### Required task:
Copy out the entries below in full and exactly.
* * * * * * *
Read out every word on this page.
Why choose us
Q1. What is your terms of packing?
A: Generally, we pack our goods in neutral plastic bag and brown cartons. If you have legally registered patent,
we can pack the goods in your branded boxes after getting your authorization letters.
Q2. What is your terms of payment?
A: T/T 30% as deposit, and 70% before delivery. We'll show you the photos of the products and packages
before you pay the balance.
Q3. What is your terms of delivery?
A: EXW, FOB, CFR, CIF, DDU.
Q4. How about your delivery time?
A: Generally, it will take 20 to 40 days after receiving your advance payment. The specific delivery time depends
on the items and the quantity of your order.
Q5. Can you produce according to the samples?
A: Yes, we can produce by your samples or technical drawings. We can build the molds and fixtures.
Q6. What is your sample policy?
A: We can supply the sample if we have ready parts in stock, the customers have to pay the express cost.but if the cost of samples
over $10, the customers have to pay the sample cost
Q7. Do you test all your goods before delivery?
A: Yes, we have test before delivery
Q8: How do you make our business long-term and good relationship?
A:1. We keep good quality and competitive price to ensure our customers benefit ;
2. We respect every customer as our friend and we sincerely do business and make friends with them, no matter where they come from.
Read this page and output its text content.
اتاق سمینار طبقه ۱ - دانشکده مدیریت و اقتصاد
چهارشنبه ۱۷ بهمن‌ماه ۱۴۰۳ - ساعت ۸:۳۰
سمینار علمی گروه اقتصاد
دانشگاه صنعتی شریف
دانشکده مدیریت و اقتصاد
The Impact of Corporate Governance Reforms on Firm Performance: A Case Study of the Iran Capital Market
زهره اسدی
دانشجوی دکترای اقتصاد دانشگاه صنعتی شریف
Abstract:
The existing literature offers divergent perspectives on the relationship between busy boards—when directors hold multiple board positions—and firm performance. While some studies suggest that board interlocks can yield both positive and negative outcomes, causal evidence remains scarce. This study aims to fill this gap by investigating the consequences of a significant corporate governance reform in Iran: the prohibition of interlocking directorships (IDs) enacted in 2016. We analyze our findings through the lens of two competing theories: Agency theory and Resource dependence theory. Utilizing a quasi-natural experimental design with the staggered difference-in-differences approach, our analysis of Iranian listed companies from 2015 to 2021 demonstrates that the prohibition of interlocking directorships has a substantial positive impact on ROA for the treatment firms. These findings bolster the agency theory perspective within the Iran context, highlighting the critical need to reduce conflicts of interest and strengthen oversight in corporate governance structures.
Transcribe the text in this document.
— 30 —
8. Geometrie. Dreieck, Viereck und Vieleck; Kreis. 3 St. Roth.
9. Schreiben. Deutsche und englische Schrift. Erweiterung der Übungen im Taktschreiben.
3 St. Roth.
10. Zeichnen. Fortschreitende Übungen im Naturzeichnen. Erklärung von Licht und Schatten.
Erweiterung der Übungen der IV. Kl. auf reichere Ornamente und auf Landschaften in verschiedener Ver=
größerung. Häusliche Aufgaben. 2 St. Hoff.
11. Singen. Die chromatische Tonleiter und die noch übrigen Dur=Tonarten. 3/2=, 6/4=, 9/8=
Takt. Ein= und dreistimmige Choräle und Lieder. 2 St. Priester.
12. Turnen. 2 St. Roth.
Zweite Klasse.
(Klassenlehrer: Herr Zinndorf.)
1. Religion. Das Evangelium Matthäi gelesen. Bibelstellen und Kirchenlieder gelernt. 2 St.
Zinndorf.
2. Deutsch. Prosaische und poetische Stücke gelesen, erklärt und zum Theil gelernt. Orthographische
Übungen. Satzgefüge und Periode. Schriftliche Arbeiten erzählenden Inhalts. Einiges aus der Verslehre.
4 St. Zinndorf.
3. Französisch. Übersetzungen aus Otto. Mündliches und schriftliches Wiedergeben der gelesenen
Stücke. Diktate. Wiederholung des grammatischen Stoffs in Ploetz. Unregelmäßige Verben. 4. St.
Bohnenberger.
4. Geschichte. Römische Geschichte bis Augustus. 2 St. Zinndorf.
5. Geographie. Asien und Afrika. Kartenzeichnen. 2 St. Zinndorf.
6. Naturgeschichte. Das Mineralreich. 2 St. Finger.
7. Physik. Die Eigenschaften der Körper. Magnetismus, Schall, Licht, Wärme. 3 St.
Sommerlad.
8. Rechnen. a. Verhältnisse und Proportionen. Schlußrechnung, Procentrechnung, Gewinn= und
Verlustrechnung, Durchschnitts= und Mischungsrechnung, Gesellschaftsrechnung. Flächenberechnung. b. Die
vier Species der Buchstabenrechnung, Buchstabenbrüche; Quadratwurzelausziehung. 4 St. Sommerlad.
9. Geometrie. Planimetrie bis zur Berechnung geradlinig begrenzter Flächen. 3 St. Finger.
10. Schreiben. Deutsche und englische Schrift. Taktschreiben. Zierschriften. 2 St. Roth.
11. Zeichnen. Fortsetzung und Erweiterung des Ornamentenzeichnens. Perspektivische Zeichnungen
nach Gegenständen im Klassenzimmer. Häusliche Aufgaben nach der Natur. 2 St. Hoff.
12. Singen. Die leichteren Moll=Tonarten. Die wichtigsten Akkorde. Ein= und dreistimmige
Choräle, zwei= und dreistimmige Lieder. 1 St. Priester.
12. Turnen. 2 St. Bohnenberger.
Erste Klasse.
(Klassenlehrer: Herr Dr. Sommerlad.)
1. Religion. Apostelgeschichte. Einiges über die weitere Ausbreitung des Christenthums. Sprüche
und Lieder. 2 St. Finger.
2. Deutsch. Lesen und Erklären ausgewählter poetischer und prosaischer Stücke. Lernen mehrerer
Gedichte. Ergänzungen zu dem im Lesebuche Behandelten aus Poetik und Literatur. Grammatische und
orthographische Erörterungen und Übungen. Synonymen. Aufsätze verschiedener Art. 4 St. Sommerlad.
* * * * * * *
### Task result:
Read out every word on this page.
Why choose us
Q1. What is your terms of packing?
A: Generally, we pack our goods in neutral plastic bag and brown cartons. If you have legally registered patent,
we can pack the goods in your branded boxes after getting your authorization letters.
Q2. What is your terms of payment?
A: T/T 30% as deposit, and 70% before delivery. We'll show you the photos of the products and packages
before you pay the balance.
Q3. What is your terms of delivery?
A: EXW, FOB, CFR, CIF, DDU.
Q4. How about your delivery time?
A: Generally, it will take 20 to 40 days after receiving your advance payment. The specific delivery time depends
on the items and the quantity of your order.
Q5. Can you produce according to the samples?
A: Yes, we can produce by your samples or technical drawings. We can build the molds and fixtures.
Q6. What is your sample policy?
A: We can supply the sample if we have ready parts in stock, the customers have to pay the express cost.but if the cost of samples
over $10, the customers have to pay the sample cost
Q7. Do you test all your goods before delivery?
A: Yes, we have test before delivery
Q8: How do you make our business long-term and good relationship?
A:1. We keep good quality and competitive price to ensure our customers benefit ;
2. We respect every customer as our friend and we sincerely do business and make friends with them, no matter where they come from.
Read this page and output its text content.
اتاق سمینار طبقه ۱ - دانشکده مدیریت و اقتصاد
چهارشنبه ۱۷ بهمن‌ماه ۱۴۰۳ - ساعت ۸:۳۰
سمینار علمی گروه اقتصاد
دانشگاه صنعتی شریف
دانشکده مدیریت و اقتصاد
The Impact of Corporate Governance Reforms on Firm Performance: A Case Study of the Iran Capital Market
زهره اسدی
دانشجوی دکترای اقتصاد دانشگاه صنعتی شریف
Abstract:
The existing literature offers divergent perspectives on the relationship between busy boards—when directors hold multiple board positions—and firm performance. While some studies suggest that board interlocks can yield both positive and negative outcomes, causal evidence remains scarce. This study aims to fill this gap by investigating the consequences of a significant corporate governance reform in Iran: the prohibition of interlocking directorships (IDs) enacted in 2016. We analyze our findings through the lens of two competing theories: Agency theory and Resource dependence theory. Utilizing a quasi-natural experimental design with the staggered difference-in-differences approach, our analysis of Iranian listed companies from 2015 to 2021 demonstrates that the prohibition of interlocking directorships has a substantial positive impact on ROA for the treatment firms. These findings bolster the agency theory perspective within the Iran context, highlighting the critical need to reduce conflicts of interest and strengthen oversight in corporate governance structures.
Transcribe the text in this document.
— 30 —
8. Geometrie. Dreieck, Viereck und Vieleck; Kreis. 3 St. Roth.
9. Schreiben. Deutsche und englische Schrift. Erweiterung der Übungen im Taktschreiben.
3 St. Roth.
10. Zeichnen. Fortschreitende Übungen im Naturzeichnen. Erklärung von Licht und Schatten.
Erweiterung der Übungen der IV. Kl. auf reichere Ornamente und auf Landschaften in verschiedener Ver=
größerung. Häusliche Aufgaben. 2 St. Hoff.
11. Singen. Die chromatische Tonleiter und die noch übrigen Dur=Tonarten. 3/2=, 6/4=, 9/8=
Takt. Ein= und dreistimmige Choräle und Lieder. 2 St. Priester.
12. Turnen. 2 St. Roth.
Zweite Klasse.
(Klassenlehrer: Herr Zinndorf.)
1. Religion. Das Evangelium Matthäi gelesen. Bibelstellen und Kirchenlieder gelernt. 2 St.
Zinndorf.
2. Deutsch. Prosaische und poetische Stücke gelesen, erklärt und zum Theil gelernt. Orthographische
Übungen. Satzgefüge und Periode. Schriftliche Arbeiten erzählenden Inhalts. Einiges aus der Verslehre.
4 St. Zinndorf.
3. Französisch. Übersetzungen aus Otto. Mündliches und schriftliches Wiedergeben der gelesenen
Stücke. Diktate. Wiederholung des grammatischen Stoffs in Ploetz. Unregelmäßige Verben. 4. St.
Bohnenberger.
4. Geschichte. Römische Geschichte bis Augustus. 2 St. Zinndorf.
5. Geographie. Asien und Afrika. Kartenzeichnen. 2 St. Zinndorf.
6. Naturgeschichte. Das Mineralreich. 2 St. Finger.
7. Physik. Die Eigenschaften der Körper. Magnetismus, Schall, Licht, Wärme. 3 St.
Sommerlad.
8. Rechnen. a. Verhältnisse und Proportionen. Schlußrechnung, Procentrechnung, Gewinn= und
Verlustrechnung, Durchschnitts= und Mischungsrechnung, Gesellschaftsrechnung. Flächenberechnung. b. Die
vier Species der Buchstabenrechnung, Buchstabenbrüche; Quadratwurzelausziehung. 4 St. Sommerlad.
9. Geometrie. Planimetrie bis zur Berechnung geradlinig begrenzter Flächen. 3 St. Finger.
10. Schreiben. Deutsche und englische Schrift. Taktschreiben. Zierschriften. 2 St. Roth.
11. Zeichnen. Fortsetzung und Erweiterung des Ornamentenzeichnens. Perspektivische Zeichnungen
nach Gegenständen im Klassenzimmer. Häusliche Aufgaben nach der Natur. 2 St. Hoff.
12. Singen. Die leichteren Moll=Tonarten. Die wichtigsten Akkorde. Ein= und dreistimmige
Choräle, zwei= und dreistimmige Lieder. 1 St. Priester.
12. Turnen. 2 St. Bohnenberger.
Erste Klasse.
(Klassenlehrer: Herr Dr. Sommerlad.)
1. Religion. Apostelgeschichte. Einiges über die weitere Ausbreitung des Christenthums. Sprüche
und Lieder. 2 St. Finger.
2. Deutsch. Lesen und Erklären ausgewählter poetischer und prosaischer Stücke. Lernen mehrerer
Gedichte. Ergänzungen zu dem im Lesebuche Behandelten aus Poetik und Literatur. Grammatische und
orthographische Erörterungen und Übungen. Synonymen. Aufsätze verschiedener Art. 4 St. Sommerlad.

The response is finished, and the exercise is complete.